Take the material and output all of it exactly.

#### Records for the exercise

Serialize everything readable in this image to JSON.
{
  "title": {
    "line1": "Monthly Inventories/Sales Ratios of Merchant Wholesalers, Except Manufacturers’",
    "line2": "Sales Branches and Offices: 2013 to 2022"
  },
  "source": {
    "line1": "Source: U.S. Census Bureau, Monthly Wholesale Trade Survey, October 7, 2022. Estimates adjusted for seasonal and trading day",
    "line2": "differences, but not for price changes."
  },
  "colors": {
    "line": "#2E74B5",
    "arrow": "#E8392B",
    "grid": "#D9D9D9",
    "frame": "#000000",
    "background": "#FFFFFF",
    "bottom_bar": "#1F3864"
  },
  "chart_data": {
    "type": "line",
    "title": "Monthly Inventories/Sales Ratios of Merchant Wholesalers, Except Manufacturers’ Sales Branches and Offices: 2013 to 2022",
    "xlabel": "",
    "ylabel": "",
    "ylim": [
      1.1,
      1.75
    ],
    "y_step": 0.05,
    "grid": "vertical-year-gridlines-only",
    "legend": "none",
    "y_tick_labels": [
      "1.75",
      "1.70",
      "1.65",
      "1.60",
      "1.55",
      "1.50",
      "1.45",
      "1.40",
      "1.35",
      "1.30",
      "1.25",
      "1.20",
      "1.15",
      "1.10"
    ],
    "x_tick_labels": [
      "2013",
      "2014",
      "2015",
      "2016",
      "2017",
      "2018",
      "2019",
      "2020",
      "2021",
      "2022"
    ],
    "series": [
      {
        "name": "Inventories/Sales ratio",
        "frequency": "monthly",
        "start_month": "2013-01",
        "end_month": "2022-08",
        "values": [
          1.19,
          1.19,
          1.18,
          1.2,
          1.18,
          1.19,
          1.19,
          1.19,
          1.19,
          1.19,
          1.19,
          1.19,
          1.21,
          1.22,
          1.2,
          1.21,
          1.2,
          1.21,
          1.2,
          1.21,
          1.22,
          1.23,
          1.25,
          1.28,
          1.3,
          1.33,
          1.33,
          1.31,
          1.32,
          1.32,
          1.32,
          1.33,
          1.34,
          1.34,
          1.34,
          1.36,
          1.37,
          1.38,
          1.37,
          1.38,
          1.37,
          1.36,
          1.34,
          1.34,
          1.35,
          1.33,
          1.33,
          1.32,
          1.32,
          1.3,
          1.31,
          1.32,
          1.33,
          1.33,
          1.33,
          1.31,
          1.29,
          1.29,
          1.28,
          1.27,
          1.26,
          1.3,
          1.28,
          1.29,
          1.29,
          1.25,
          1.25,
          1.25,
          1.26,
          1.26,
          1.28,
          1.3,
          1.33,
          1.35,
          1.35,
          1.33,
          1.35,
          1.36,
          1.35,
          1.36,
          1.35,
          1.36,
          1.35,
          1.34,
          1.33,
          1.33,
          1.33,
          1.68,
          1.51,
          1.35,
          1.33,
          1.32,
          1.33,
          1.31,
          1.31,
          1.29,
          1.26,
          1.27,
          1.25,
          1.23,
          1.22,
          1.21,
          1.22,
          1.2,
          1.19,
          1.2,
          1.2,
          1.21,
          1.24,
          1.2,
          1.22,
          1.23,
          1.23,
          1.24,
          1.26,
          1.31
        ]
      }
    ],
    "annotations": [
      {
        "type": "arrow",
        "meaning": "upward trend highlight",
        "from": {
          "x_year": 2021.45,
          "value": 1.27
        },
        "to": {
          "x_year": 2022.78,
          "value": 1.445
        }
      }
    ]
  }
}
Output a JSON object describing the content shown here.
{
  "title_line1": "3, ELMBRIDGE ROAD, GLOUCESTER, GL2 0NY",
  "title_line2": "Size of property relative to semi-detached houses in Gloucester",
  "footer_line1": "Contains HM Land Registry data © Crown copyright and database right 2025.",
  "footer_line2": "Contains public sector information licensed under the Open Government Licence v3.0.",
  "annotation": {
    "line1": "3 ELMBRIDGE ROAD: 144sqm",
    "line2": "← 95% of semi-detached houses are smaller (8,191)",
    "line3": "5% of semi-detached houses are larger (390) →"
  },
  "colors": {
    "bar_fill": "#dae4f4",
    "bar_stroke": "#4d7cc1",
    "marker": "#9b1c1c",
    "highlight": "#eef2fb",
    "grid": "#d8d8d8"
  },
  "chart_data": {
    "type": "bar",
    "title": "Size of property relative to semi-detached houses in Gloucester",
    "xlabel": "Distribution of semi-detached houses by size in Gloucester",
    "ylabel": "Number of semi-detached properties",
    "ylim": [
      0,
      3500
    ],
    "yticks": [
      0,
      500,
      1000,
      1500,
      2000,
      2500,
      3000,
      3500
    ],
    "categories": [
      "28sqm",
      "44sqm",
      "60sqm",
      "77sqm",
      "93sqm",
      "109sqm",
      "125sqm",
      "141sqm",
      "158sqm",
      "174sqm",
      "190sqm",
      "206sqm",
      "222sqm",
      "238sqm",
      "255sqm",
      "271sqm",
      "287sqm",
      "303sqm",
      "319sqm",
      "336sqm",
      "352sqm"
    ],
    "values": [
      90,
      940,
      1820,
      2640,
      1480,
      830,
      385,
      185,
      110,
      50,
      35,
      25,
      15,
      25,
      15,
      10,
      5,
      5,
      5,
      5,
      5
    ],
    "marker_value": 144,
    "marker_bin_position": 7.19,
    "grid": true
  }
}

########

▶ [Exercise result]
Serialize everything readable in this image to JSON.
{
  "title": {
    "line1": "Monthly Inventories/Sales Ratios of Merchant Wholesalers, Except Manufacturers’",
    "line2": "Sales Branches and Offices: 2013 to 2022"
  },
  "source": {
    "line1": "Source: U.S. Census Bureau, Monthly Wholesale Trade Survey, October 7, 2022. Estimates adjusted for seasonal and trading day",
    "line2": "differences, but not for price changes."
  },
  "colors": {
    "line": "#2E74B5",
    "arrow": "#E8392B",
    "grid": "#D9D9D9",
    "frame": "#000000",
    "background": "#FFFFFF",
    "bottom_bar": "#1F3864"
  },
  "chart_data": {
    "type": "line",
    "title": "Monthly Inventories/Sales Ratios of Merchant Wholesalers, Except Manufacturers’ Sales Branches and Offices: 2013 to 2022",
    "xlabel": "",
    "ylabel": "",
    "ylim": [
      1.1,
      1.75
    ],
    "y_step": 0.05,
    "grid": "vertical-year-gridlines-only",
    "legend": "none",
    "y_tick_labels": [
      "1.75",
      "1.70",
      "1.65",
      "1.60",
      "1.55",
      "1.50",
      "1.45",
      "1.40",
      "1.35",
      "1.30",
      "1.25",
      "1.20",
      "1.15",
      "1.10"
    ],
    "x_tick_labels": [
      "2013",
      "2014",
      "2015",
      "2016",
      "2017",
      "2018",
      "2019",
      "2020",
      "2021",
      "2022"
    ],
    "series": [
      {
        "name": "Inventories/Sales ratio",
        "frequency": "monthly",
        "start_month": "2013-01",
        "end_month": "2022-08",
        "values": [
          1.19,
          1.19,
          1.18,
          1.2,
          1.18,
          1.19,
          1.19,
          1.19,
          1.19,
          1.19,
          1.19,
          1.19,
          1.21,
          1.22,
          1.2,
          1.21,
          1.2,
          1.21,
          1.2,
          1.21,
          1.22,
          1.23,
          1.25,
          1.28,
          1.3,
          1.33,
          1.33,
          1.31,
          1.32,
          1.32,
          1.32,
          1.33,
          1.34,
          1.34,
          1.34,
          1.36,
          1.37,
          1.38,
          1.37,
          1.38,
          1.37,
          1.36,
          1.34,
          1.34,
          1.35,
          1.33,
          1.33,
          1.32,
          1.32,
          1.3,
          1.31,
          1.32,
          1.33,
          1.33,
          1.33,
          1.31,
          1.29,
          1.29,
          1.28,
          1.27,
          1.26,
          1.3,
          1.28,
          1.29,
          1.29,
          1.25,
          1.25,
          1.25,
          1.26,
          1.26,
          1.28,
          1.3,
          1.33,
          1.35,
          1.35,
          1.33,
          1.35,
          1.36,
          1.35,
          1.36,
          1.35,
          1.36,
          1.35,
          1.34,
          1.33,
          1.33,
          1.33,
          1.68,
          1.51,
          1.35,
          1.33,
          1.32,
          1.33,
          1.31,
          1.31,
          1.29,
          1.26,
          1.27,
          1.25,
          1.23,
          1.22,
          1.21,
          1.22,
          1.2,
          1.19,
          1.2,
          1.2,
          1.21,
          1.24,
          1.2,
          1.22,
          1.23,
          1.23,
          1.24,
          1.26,
          1.31
        ]
      }
    ],
    "annotations": [
      {
        "type": "arrow",
        "meaning": "upward trend highlight",
        "from": {
          "x_year": 2021.45,
          "value": 1.27
        },
        "to": {
          "x_year": 2022.78,
          "value": 1.445
        }
      }
    ]
  }
}
Output a JSON object describing the content shown here.
{
  "title_line1": "3, ELMBRIDGE ROAD, GLOUCESTER, GL2 0NY",
  "title_line2": "Size of property relative to semi-detached houses in Gloucester",
  "footer_line1": "Contains HM Land Registry data © Crown copyright and database right 2025.",
  "footer_line2": "Contains public sector information licensed under the Open Government Licence v3.0.",
  "annotation": {
    "line1": "3 ELMBRIDGE ROAD: 144sqm",
    "line2": "← 95% of semi-detached houses are smaller (8,191)",
    "line3": "5% of semi-detached houses are larger (390) →"
  },
  "colors": {
    "bar_fill": "#dae4f4",
    "bar_stroke": "#4d7cc1",
    "marker": "#9b1c1c",
    "highlight": "#eef2fb",
    "grid": "#d8d8d8"
  },
  "chart_data": {
    "type": "bar",
    "title": "Size of property relative to semi-detached houses in Gloucester",
    "xlabel": "Distribution of semi-detached houses by size in Gloucester",
    "ylabel": "Number of semi-detached properties",
    "ylim": [
      0,
      3500
    ],
    "yticks": [
      0,
      500,
      1000,
      1500,
      2000,
      2500,
      3000,
      3500
    ],
    "categories": [
      "28sqm",
      "44sqm",
      "60sqm",
      "77sqm",
      "93sqm",
      "109sqm",
      "125sqm",
      "141sqm",
      "158sqm",
      "174sqm",
      "190sqm",
      "206sqm",
      "222sqm",
      "238sqm",
      "255sqm",
      "271sqm",
      "287sqm",
      "303sqm",
      "319sqm",
      "336sqm",
      "352sqm"
    ],
    "values": [
      90,
      940,
      1820,
      2640,
      1480,
      830,
      385,
      185,
      110,
      50,
      35,
      25,
      15,
      25,
      15,
      10,
      5,
      5,
      5,
      5,
      5
    ],
    "marker_value": 144,
    "marker_bin_position": 7.19,
    "grid": true
  }
}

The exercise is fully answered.